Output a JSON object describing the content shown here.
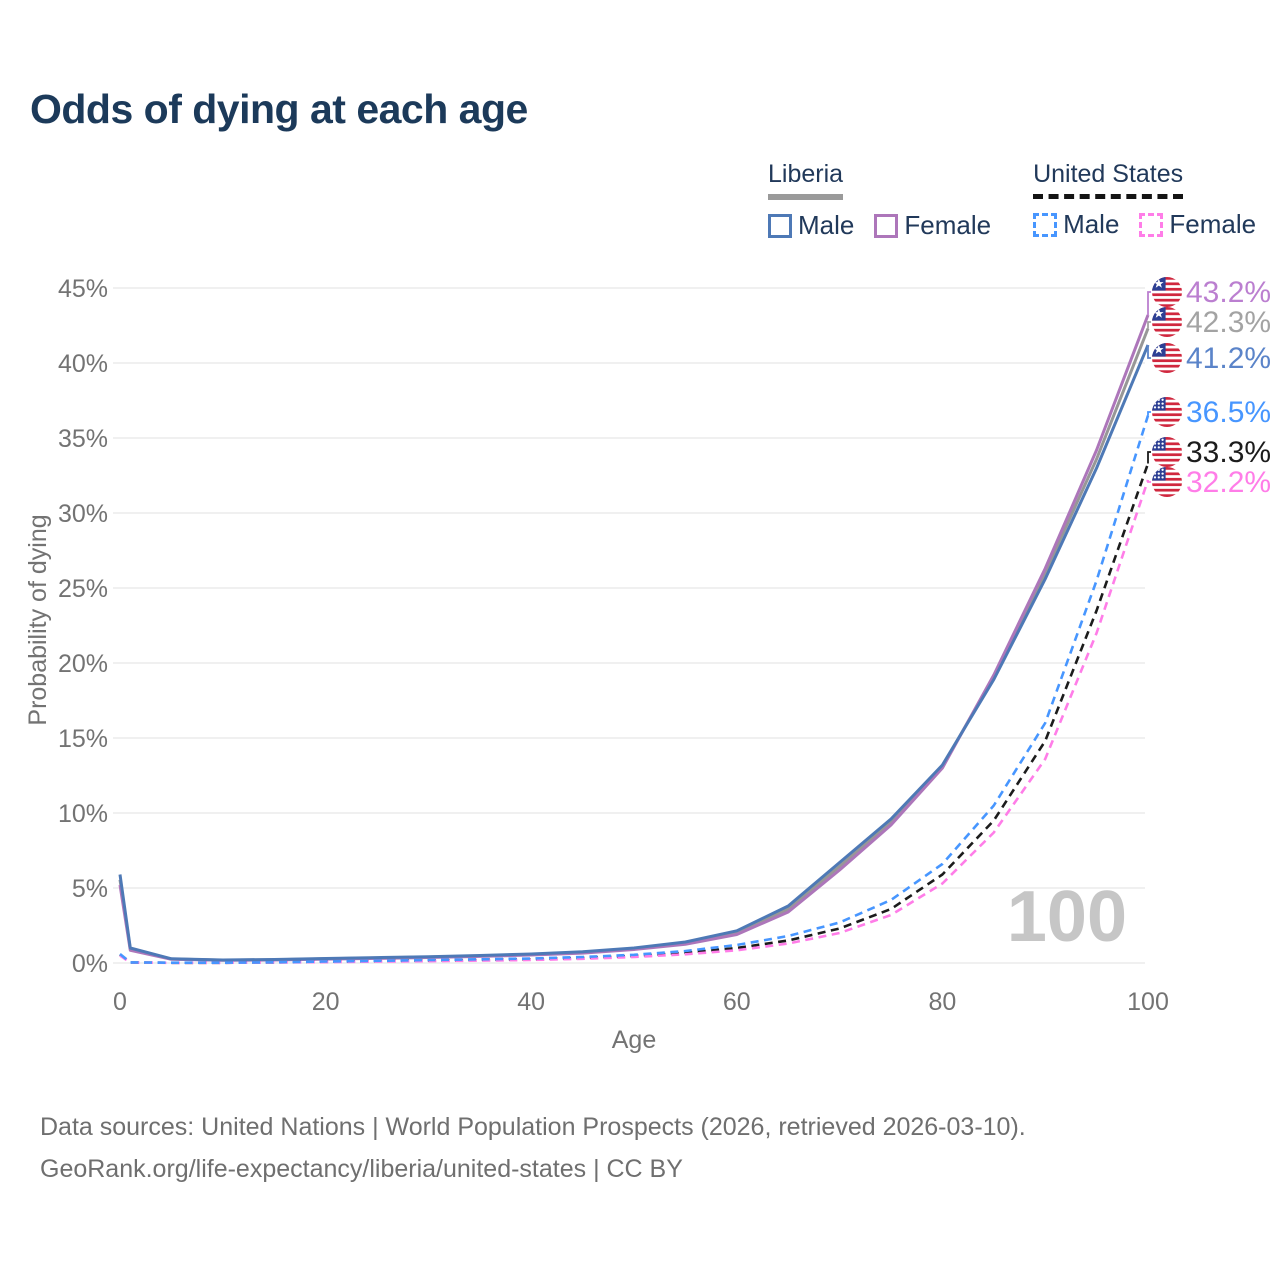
{
  "chart_data": {
    "type": "line",
    "title": "Odds of dying at each age",
    "xlabel": "Age",
    "ylabel": "Probability of dying",
    "xlim": [
      0,
      100
    ],
    "ylim": [
      0,
      45
    ],
    "x_ticks": [
      "0",
      "20",
      "40",
      "60",
      "80",
      "100"
    ],
    "y_ticks": [
      "0%",
      "5%",
      "10%",
      "15%",
      "20%",
      "25%",
      "30%",
      "35%",
      "40%",
      "45%"
    ],
    "grid": "horizontal",
    "legend_position": "top-right",
    "age_indicator": "100",
    "ages": [
      0,
      1,
      5,
      10,
      15,
      20,
      25,
      30,
      35,
      40,
      45,
      50,
      55,
      60,
      65,
      70,
      75,
      80,
      85,
      90,
      95,
      100
    ],
    "series": [
      {
        "name": "Liberia",
        "country": "Liberia",
        "sex": "both",
        "line_style": "solid",
        "color": "#979797",
        "values": [
          5.55,
          0.93,
          0.27,
          0.19,
          0.22,
          0.28,
          0.34,
          0.4,
          0.47,
          0.57,
          0.7,
          0.95,
          1.33,
          2.03,
          3.6,
          6.45,
          9.4,
          13.1,
          19.1,
          26.0,
          33.6,
          42.3
        ]
      },
      {
        "name": "Liberia Female",
        "country": "Liberia",
        "sex": "female",
        "line_style": "solid",
        "color": "#ad76ba",
        "values": [
          5.2,
          0.85,
          0.25,
          0.18,
          0.2,
          0.26,
          0.31,
          0.37,
          0.44,
          0.53,
          0.66,
          0.9,
          1.25,
          1.9,
          3.4,
          6.2,
          9.2,
          13.0,
          19.2,
          26.3,
          34.2,
          43.2
        ]
      },
      {
        "name": "Liberia Male",
        "country": "Liberia",
        "sex": "male",
        "line_style": "solid",
        "color": "#4e79b6",
        "values": [
          5.9,
          1.0,
          0.28,
          0.2,
          0.23,
          0.3,
          0.36,
          0.42,
          0.5,
          0.6,
          0.75,
          1.0,
          1.4,
          2.15,
          3.8,
          6.7,
          9.6,
          13.2,
          18.9,
          25.6,
          33.0,
          41.2
        ]
      },
      {
        "name": "United States",
        "country": "United States",
        "sex": "both",
        "line_style": "dashed",
        "color": "#1c1c1c",
        "values": [
          0.55,
          0.035,
          0.015,
          0.015,
          0.04,
          0.08,
          0.12,
          0.16,
          0.2,
          0.25,
          0.33,
          0.47,
          0.68,
          1.0,
          1.5,
          2.3,
          3.6,
          5.9,
          9.5,
          14.8,
          23.5,
          33.3
        ]
      },
      {
        "name": "United States Female",
        "country": "United States",
        "sex": "female",
        "line_style": "dashed",
        "color": "#ff7de8",
        "values": [
          0.5,
          0.03,
          0.012,
          0.012,
          0.03,
          0.06,
          0.09,
          0.12,
          0.16,
          0.2,
          0.28,
          0.4,
          0.58,
          0.85,
          1.3,
          2.0,
          3.2,
          5.3,
          8.7,
          13.6,
          22.0,
          32.2
        ]
      },
      {
        "name": "United States Male",
        "country": "United States",
        "sex": "male",
        "line_style": "dashed",
        "color": "#4796ff",
        "values": [
          0.6,
          0.04,
          0.02,
          0.02,
          0.05,
          0.1,
          0.15,
          0.2,
          0.25,
          0.3,
          0.4,
          0.55,
          0.8,
          1.2,
          1.8,
          2.7,
          4.2,
          6.6,
          10.5,
          16.0,
          25.5,
          36.5
        ]
      }
    ],
    "end_labels": [
      {
        "series": "Liberia Female",
        "value": "43.2%",
        "color": "#bb7fd0",
        "flag": "liberia"
      },
      {
        "series": "Liberia",
        "value": "42.3%",
        "color": "#a3a3a3",
        "flag": "liberia"
      },
      {
        "series": "Liberia Male",
        "value": "41.2%",
        "color": "#5b84c9",
        "flag": "liberia"
      },
      {
        "series": "United States Male",
        "value": "36.5%",
        "color": "#4796ff",
        "flag": "united-states"
      },
      {
        "series": "United States",
        "value": "33.3%",
        "color": "#1c1c1c",
        "flag": "united-states"
      },
      {
        "series": "United States Female",
        "value": "32.2%",
        "color": "#ff7de8",
        "flag": "united-states"
      }
    ]
  },
  "legend": {
    "groups": [
      {
        "label": "Liberia",
        "line_style": "solid",
        "underline_color": "#9a9a9a",
        "items": [
          {
            "label": "Male",
            "color": "#4e79b6"
          },
          {
            "label": "Female",
            "color": "#ad76ba"
          }
        ]
      },
      {
        "label": "United States",
        "line_style": "dashed",
        "underline_color": "#141414",
        "items": [
          {
            "label": "Male",
            "color": "#4796ff"
          },
          {
            "label": "Female",
            "color": "#ff7de8"
          }
        ]
      }
    ]
  },
  "footer": {
    "line1": "Data sources: United Nations | World Population Prospects (2026, retrieved 2026-03-10).",
    "line2": "GeoRank.org/life-expectancy/liberia/united-states | CC BY"
  }
}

**WHAT YOU HAVE TO DO**: Working from the material above, transcribe it exactly while omitting pictures.

**OUTPUT BELOW**:
Output a JSON object describing the content shown here.
{
  "chart_data": {
    "type": "line",
    "title": "Odds of dying at each age",
    "xlabel": "Age",
    "ylabel": "Probability of dying",
    "xlim": [
      0,
      100
    ],
    "ylim": [
      0,
      45
    ],
    "x_ticks": [
      "0",
      "20",
      "40",
      "60",
      "80",
      "100"
    ],
    "y_ticks": [
      "0%",
      "5%",
      "10%",
      "15%",
      "20%",
      "25%",
      "30%",
      "35%",
      "40%",
      "45%"
    ],
    "grid": "horizontal",
    "legend_position": "top-right",
    "age_indicator": "100",
    "ages": [
      0,
      1,
      5,
      10,
      15,
      20,
      25,
      30,
      35,
      40,
      45,
      50,
      55,
      60,
      65,
      70,
      75,
      80,
      85,
      90,
      95,
      100
    ],
    "series": [
      {
        "name": "Liberia",
        "country": "Liberia",
        "sex": "both",
        "line_style": "solid",
        "color": "#979797",
        "values": [
          5.55,
          0.93,
          0.27,
          0.19,
          0.22,
          0.28,
          0.34,
          0.4,
          0.47,
          0.57,
          0.7,
          0.95,
          1.33,
          2.03,
          3.6,
          6.45,
          9.4,
          13.1,
          19.1,
          26.0,
          33.6,
          42.3
        ]
      },
      {
        "name": "Liberia Female",
        "country": "Liberia",
        "sex": "female",
        "line_style": "solid",
        "color": "#ad76ba",
        "values": [
          5.2,
          0.85,
          0.25,
          0.18,
          0.2,
          0.26,
          0.31,
          0.37,
          0.44,
          0.53,
          0.66,
          0.9,
          1.25,
          1.9,
          3.4,
          6.2,
          9.2,
          13.0,
          19.2,
          26.3,
          34.2,
          43.2
        ]
      },
      {
        "name": "Liberia Male",
        "country": "Liberia",
        "sex": "male",
        "line_style": "solid",
        "color": "#4e79b6",
        "values": [
          5.9,
          1.0,
          0.28,
          0.2,
          0.23,
          0.3,
          0.36,
          0.42,
          0.5,
          0.6,
          0.75,
          1.0,
          1.4,
          2.15,
          3.8,
          6.7,
          9.6,
          13.2,
          18.9,
          25.6,
          33.0,
          41.2
        ]
      },
      {
        "name": "United States",
        "country": "United States",
        "sex": "both",
        "line_style": "dashed",
        "color": "#1c1c1c",
        "values": [
          0.55,
          0.035,
          0.015,
          0.015,
          0.04,
          0.08,
          0.12,
          0.16,
          0.2,
          0.25,
          0.33,
          0.47,
          0.68,
          1.0,
          1.5,
          2.3,
          3.6,
          5.9,
          9.5,
          14.8,
          23.5,
          33.3
        ]
      },
      {
        "name": "United States Female",
        "country": "United States",
        "sex": "female",
        "line_style": "dashed",
        "color": "#ff7de8",
        "values": [
          0.5,
          0.03,
          0.012,
          0.012,
          0.03,
          0.06,
          0.09,
          0.12,
          0.16,
          0.2,
          0.28,
          0.4,
          0.58,
          0.85,
          1.3,
          2.0,
          3.2,
          5.3,
          8.7,
          13.6,
          22.0,
          32.2
        ]
      },
      {
        "name": "United States Male",
        "country": "United States",
        "sex": "male",
        "line_style": "dashed",
        "color": "#4796ff",
        "values": [
          0.6,
          0.04,
          0.02,
          0.02,
          0.05,
          0.1,
          0.15,
          0.2,
          0.25,
          0.3,
          0.4,
          0.55,
          0.8,
          1.2,
          1.8,
          2.7,
          4.2,
          6.6,
          10.5,
          16.0,
          25.5,
          36.5
        ]
      }
    ],
    "end_labels": [
      {
        "series": "Liberia Female",
        "value": "43.2%",
        "color": "#bb7fd0",
        "flag": "liberia"
      },
      {
        "series": "Liberia",
        "value": "42.3%",
        "color": "#a3a3a3",
        "flag": "liberia"
      },
      {
        "series": "Liberia Male",
        "value": "41.2%",
        "color": "#5b84c9",
        "flag": "liberia"
      },
      {
        "series": "United States Male",
        "value": "36.5%",
        "color": "#4796ff",
        "flag": "united-states"
      },
      {
        "series": "United States",
        "value": "33.3%",
        "color": "#1c1c1c",
        "flag": "united-states"
      },
      {
        "series": "United States Female",
        "value": "32.2%",
        "color": "#ff7de8",
        "flag": "united-states"
      }
    ]
  },
  "legend": {
    "groups": [
      {
        "label": "Liberia",
        "line_style": "solid",
        "underline_color": "#9a9a9a",
        "items": [
          {
            "label": "Male",
            "color": "#4e79b6"
          },
          {
            "label": "Female",
            "color": "#ad76ba"
          }
        ]
      },
      {
        "label": "United States",
        "line_style": "dashed",
        "underline_color": "#141414",
        "items": [
          {
            "label": "Male",
            "color": "#4796ff"
          },
          {
            "label": "Female",
            "color": "#ff7de8"
          }
        ]
      }
    ]
  },
  "footer": {
    "line1": "Data sources: United Nations | World Population Prospects (2026, retrieved 2026-03-10).",
    "line2": "GeoRank.org/life-expectancy/liberia/united-states | CC BY"
  }
}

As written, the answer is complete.